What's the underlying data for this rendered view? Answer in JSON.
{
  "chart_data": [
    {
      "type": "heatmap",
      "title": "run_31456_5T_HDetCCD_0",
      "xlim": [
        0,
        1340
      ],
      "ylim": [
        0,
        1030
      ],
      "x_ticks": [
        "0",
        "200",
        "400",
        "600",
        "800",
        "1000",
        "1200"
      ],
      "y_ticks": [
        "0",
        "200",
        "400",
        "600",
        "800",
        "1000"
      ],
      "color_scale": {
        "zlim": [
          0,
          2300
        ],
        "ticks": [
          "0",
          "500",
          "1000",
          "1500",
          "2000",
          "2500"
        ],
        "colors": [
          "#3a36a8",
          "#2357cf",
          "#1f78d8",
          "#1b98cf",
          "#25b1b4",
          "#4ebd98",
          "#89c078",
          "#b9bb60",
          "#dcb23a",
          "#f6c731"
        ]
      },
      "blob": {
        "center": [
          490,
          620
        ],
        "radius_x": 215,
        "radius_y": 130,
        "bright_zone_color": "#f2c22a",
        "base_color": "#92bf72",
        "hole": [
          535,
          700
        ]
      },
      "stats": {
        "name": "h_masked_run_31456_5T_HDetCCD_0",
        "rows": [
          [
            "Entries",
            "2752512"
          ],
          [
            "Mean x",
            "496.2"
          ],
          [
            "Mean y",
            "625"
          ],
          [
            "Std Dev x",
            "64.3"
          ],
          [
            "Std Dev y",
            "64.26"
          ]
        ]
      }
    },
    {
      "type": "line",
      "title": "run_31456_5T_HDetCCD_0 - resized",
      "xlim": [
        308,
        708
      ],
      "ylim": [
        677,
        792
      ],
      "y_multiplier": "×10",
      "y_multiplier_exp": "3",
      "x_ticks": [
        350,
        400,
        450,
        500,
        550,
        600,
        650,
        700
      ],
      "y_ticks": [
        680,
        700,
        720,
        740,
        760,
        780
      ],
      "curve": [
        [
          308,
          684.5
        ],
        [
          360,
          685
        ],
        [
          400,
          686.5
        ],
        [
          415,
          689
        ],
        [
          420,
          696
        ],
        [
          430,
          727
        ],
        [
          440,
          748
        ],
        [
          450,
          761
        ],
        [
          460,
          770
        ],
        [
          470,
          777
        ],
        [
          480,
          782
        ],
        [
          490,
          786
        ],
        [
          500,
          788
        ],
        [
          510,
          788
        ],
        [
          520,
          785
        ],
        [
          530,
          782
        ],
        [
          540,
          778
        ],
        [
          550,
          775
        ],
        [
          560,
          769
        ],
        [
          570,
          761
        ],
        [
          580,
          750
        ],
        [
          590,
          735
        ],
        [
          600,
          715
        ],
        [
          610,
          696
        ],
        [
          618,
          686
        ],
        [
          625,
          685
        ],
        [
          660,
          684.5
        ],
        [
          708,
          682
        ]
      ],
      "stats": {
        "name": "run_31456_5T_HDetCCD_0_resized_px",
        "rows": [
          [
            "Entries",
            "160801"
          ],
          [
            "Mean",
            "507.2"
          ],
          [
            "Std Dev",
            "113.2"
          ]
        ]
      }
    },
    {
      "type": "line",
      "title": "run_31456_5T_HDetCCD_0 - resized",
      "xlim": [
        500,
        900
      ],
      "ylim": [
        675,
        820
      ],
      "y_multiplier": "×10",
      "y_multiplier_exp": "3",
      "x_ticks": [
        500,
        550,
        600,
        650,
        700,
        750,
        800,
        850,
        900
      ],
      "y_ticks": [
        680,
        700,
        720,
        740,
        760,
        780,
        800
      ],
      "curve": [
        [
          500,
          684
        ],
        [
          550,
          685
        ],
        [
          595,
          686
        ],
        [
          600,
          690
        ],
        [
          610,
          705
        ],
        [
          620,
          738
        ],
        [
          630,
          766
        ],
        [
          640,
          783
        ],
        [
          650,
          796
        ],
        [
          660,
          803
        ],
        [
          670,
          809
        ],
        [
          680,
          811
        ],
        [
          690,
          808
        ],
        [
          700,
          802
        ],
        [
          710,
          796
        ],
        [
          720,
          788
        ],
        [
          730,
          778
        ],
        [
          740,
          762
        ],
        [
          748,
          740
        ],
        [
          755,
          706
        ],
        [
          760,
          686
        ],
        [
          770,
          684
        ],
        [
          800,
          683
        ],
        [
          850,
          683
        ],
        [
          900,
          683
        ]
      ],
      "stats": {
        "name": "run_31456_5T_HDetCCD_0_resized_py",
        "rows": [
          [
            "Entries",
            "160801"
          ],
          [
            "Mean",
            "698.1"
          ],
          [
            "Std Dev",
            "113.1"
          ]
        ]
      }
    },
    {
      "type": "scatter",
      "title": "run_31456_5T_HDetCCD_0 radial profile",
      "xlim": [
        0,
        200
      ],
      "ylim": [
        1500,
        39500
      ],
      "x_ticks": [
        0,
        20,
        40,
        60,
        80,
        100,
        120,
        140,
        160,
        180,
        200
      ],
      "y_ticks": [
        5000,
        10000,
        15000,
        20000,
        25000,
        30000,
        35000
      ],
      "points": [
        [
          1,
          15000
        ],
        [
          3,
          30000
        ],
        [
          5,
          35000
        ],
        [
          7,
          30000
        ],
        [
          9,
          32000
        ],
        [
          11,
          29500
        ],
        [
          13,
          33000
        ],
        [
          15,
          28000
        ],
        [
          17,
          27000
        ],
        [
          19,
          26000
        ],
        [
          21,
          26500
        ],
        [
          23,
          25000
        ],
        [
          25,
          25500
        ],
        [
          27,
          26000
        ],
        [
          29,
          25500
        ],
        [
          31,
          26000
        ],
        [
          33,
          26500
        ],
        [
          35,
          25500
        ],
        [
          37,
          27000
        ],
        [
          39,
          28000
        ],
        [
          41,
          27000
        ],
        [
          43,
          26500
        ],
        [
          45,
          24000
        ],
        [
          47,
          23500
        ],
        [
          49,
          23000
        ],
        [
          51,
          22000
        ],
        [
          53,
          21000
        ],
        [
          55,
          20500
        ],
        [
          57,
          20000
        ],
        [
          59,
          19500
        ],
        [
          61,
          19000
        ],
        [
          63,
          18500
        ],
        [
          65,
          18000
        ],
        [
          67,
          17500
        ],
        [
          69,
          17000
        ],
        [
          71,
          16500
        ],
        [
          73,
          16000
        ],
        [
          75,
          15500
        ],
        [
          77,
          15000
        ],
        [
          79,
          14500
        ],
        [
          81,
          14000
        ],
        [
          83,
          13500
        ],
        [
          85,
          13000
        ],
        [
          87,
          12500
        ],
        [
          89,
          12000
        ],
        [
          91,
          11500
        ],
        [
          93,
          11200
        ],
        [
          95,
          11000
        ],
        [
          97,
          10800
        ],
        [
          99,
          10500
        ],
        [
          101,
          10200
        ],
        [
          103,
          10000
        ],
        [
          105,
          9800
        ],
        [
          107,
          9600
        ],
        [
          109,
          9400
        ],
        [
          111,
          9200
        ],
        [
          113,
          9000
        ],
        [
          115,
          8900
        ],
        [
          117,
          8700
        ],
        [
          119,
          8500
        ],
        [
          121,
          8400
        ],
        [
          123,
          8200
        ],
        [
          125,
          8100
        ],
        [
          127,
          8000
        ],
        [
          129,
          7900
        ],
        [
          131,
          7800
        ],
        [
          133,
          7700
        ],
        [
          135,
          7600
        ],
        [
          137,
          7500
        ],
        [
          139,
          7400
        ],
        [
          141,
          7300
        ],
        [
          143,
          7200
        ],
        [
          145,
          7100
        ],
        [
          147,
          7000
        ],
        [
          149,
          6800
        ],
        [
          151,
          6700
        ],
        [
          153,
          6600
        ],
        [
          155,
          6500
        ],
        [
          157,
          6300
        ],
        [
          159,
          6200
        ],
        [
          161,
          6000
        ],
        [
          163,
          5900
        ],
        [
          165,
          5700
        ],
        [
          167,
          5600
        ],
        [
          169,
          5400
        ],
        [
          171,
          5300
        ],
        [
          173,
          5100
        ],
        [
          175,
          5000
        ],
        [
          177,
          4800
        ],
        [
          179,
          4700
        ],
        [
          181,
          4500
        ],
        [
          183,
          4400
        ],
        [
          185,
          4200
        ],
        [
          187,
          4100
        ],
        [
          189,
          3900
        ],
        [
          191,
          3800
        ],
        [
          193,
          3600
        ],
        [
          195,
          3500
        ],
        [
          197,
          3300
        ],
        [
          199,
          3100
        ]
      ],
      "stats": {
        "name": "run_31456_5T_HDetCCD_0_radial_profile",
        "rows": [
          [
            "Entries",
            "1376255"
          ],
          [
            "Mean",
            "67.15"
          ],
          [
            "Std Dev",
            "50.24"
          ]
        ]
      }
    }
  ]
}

-- What you have to do --
Copy all lines from the material that hold "name".

-- Response to this exercise --
        "name": "h_masked_run_31456_5T_HDetCCD_0",
        "name": "run_31456_5T_HDetCCD_0_resized_px",
        "name": "run_31456_5T_HDetCCD_0_resized_py",
        "name": "run_31456_5T_HDetCCD_0_radial_profile",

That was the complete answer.